▶ **WHAT YOU ARE ASKED TO DO**
Using the listing below, extract each line that has the word "name" in it.

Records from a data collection
>> Begin
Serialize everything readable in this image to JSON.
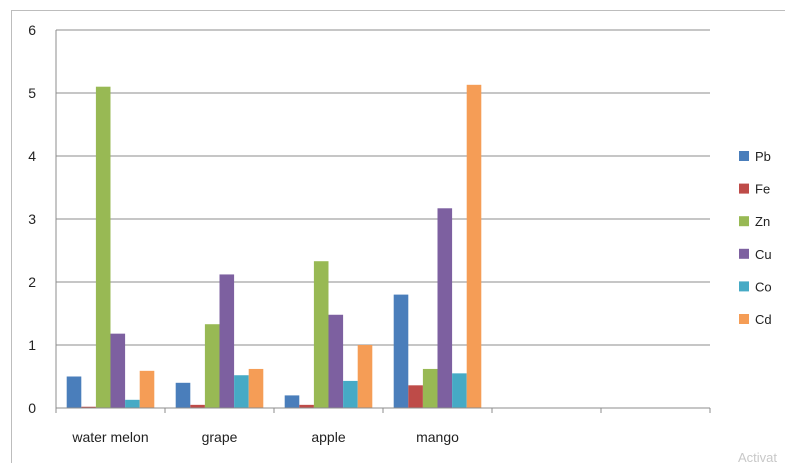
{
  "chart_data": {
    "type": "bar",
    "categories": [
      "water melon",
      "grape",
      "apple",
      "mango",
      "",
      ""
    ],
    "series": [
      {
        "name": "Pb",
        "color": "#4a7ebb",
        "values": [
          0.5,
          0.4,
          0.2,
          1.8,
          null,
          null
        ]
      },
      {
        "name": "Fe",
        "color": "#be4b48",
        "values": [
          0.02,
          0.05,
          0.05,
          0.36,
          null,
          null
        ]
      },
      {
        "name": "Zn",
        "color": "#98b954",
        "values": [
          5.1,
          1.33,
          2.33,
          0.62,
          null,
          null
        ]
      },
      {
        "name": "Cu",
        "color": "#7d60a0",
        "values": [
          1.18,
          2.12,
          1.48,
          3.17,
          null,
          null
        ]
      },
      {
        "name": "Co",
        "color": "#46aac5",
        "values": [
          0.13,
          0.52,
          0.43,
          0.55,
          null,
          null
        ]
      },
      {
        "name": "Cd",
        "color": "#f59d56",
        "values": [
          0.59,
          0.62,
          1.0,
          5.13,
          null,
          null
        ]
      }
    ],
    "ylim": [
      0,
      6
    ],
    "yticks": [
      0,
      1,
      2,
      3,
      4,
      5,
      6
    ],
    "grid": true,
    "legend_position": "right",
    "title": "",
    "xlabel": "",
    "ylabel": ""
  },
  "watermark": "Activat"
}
>> End
▶ **SOLVED EXERCISE**
        "name": "Pb",
        "name": "Fe",
        "name": "Zn",
        "name": "Cu",
        "name": "Co",
        "name": "Cd",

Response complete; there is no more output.